Short exercise: Copy out the following entries line for line, without any changes.
--- START Dataset content ---
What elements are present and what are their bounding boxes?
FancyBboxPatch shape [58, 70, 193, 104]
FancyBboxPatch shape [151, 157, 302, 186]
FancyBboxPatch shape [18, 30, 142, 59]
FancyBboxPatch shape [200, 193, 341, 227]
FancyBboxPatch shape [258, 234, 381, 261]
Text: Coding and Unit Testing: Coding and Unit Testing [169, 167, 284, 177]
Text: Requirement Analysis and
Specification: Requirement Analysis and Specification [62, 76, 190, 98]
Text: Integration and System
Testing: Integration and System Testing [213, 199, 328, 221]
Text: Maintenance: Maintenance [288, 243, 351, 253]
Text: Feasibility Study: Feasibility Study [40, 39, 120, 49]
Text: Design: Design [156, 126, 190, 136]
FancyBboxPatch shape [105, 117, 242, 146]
--- END Dataset content ---
Task response:
What elements are present and what are their bounding boxes?
FancyBboxPatch shape [58, 70, 193, 104]
FancyBboxPatch shape [151, 157, 302, 186]
FancyBboxPatch shape [18, 30, 142, 59]
FancyBboxPatch shape [200, 193, 341, 227]
FancyBboxPatch shape [258, 234, 381, 261]
Text: Coding and Unit Testing: Coding and Unit Testing [169, 167, 284, 177]
Text: Requirement Analysis and
Specification: Requirement Analysis and Specification [62, 76, 190, 98]
Text: Integration and System
Testing: Integration and System Testing [213, 199, 328, 221]
Text: Maintenance: Maintenance [288, 243, 351, 253]
Text: Feasibility Study: Feasibility Study [40, 39, 120, 49]
Text: Design: Design [156, 126, 190, 136]
FancyBboxPatch shape [105, 117, 242, 146]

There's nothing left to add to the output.